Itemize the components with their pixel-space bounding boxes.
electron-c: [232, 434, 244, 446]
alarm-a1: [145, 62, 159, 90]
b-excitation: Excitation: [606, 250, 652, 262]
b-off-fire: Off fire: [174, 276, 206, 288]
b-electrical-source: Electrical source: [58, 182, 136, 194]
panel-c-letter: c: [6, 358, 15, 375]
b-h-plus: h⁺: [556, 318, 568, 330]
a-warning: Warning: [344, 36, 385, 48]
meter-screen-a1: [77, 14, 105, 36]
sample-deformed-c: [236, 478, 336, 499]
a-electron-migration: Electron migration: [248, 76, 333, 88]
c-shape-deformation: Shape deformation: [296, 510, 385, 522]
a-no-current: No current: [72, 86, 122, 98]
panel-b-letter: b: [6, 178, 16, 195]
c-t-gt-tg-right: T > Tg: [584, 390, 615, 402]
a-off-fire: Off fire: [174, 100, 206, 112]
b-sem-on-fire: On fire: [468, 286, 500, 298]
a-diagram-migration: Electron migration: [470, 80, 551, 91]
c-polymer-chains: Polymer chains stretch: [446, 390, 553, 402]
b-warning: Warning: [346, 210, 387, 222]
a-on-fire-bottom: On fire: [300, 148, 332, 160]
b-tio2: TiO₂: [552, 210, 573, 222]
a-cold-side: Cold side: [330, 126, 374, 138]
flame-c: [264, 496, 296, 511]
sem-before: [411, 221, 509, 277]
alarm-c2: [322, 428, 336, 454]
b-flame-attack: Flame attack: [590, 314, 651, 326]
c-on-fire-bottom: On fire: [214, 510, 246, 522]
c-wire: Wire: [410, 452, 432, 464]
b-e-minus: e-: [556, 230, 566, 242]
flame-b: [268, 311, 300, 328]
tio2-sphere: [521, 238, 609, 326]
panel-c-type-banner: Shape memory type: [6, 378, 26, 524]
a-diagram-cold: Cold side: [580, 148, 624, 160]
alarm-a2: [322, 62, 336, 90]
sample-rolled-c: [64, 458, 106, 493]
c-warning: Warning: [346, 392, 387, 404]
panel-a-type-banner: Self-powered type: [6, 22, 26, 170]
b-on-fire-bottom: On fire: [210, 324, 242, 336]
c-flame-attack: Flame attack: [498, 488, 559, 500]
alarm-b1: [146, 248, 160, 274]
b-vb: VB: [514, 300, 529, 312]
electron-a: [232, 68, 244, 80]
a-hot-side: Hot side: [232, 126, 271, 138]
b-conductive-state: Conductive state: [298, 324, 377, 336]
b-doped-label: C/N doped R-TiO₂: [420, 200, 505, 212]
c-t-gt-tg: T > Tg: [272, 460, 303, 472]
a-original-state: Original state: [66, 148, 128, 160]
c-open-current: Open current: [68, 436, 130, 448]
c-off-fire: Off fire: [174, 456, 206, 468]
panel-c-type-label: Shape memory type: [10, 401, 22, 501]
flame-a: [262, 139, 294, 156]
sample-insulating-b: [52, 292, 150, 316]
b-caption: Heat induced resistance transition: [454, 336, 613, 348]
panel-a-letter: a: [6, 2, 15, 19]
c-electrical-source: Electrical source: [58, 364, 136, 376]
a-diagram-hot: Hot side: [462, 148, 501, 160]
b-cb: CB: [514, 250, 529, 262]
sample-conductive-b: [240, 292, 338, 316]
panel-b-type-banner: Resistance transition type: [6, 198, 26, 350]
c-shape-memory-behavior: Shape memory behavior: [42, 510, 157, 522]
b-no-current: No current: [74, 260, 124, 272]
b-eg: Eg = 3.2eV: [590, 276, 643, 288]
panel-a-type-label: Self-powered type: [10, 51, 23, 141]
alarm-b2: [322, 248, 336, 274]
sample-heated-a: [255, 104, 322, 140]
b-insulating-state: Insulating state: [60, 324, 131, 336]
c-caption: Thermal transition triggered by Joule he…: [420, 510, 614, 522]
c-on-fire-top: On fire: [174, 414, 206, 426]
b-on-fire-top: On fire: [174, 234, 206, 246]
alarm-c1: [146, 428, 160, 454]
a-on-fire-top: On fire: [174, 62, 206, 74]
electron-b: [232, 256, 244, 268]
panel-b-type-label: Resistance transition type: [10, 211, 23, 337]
+ + + + + + +
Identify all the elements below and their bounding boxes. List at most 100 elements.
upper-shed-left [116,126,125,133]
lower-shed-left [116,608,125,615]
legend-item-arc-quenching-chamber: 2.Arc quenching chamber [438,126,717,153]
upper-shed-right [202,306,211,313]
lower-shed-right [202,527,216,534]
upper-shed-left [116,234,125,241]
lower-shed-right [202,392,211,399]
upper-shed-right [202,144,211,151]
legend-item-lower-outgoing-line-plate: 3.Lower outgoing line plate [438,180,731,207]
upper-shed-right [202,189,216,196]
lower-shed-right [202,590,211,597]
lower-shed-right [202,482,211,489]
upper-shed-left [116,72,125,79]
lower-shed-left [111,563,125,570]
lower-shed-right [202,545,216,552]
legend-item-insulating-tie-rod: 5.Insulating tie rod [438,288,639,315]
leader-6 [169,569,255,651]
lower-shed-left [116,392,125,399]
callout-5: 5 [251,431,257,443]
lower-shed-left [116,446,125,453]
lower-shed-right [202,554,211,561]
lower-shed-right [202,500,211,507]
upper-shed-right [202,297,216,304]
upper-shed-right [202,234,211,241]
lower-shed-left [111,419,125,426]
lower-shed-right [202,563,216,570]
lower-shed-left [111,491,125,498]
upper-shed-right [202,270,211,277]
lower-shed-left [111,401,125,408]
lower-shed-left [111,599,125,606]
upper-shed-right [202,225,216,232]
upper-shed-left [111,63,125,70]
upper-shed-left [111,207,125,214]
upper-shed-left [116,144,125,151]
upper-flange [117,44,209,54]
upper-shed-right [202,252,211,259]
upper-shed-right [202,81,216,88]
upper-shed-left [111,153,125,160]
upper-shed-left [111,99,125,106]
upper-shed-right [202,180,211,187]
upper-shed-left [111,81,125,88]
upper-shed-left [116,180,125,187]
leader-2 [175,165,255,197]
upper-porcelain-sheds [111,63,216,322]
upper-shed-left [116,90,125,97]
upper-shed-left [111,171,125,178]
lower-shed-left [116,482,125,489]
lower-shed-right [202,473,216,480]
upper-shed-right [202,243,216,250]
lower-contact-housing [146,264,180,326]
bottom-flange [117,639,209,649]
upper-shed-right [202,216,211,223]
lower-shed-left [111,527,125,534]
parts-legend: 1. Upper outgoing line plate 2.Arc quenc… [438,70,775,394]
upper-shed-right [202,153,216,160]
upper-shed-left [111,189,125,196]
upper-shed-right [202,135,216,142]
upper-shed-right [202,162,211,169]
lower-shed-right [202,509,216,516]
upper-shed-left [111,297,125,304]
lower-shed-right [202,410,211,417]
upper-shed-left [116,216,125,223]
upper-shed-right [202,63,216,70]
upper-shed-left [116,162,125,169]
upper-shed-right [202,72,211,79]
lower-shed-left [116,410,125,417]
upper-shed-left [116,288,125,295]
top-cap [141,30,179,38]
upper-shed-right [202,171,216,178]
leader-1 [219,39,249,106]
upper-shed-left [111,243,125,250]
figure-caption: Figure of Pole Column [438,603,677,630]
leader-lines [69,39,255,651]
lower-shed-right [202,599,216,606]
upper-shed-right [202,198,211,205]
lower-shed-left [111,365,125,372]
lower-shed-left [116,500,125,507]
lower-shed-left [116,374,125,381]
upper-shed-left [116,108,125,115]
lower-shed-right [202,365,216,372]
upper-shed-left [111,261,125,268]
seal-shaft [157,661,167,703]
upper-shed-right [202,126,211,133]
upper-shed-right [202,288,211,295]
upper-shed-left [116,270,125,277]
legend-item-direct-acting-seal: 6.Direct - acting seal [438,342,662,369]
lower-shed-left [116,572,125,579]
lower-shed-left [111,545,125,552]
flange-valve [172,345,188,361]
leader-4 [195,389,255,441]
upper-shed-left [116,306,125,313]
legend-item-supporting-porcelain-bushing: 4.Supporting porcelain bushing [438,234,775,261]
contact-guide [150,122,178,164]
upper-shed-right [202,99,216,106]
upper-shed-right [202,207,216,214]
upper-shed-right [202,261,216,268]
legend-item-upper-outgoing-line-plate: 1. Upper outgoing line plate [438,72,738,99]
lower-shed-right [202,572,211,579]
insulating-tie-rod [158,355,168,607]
+ + + + + + +
**Required task:** Rewrite the records as a Markdown table with the columns Row and Line, numbering each row and leaving out blank lines. Begin at the line that has "Identify all the" and stop after the line that has "upper-shed-right [202,144,211,151]".

**Response:**
| Row | Line |
|---|---|
| 1 | Identify all the elements below and their bounding boxes. List at most 100 elements. |
| 2 | upper-shed-left [116,126,125,133] |
| 3 | lower-shed-left [116,608,125,615] |
| 4 | legend-item-arc-quenching-chamber: 2.Arc quenching chamber [438,126,717,153] |
| 5 | upper-shed-right [202,306,211,313] |
| 6 | lower-shed-right [202,527,216,534] |
| 7 | upper-shed-left [116,234,125,241] |
| 8 | lower-shed-right [202,392,211,399] |
| 9 | upper-shed-right [202,144,211,151] |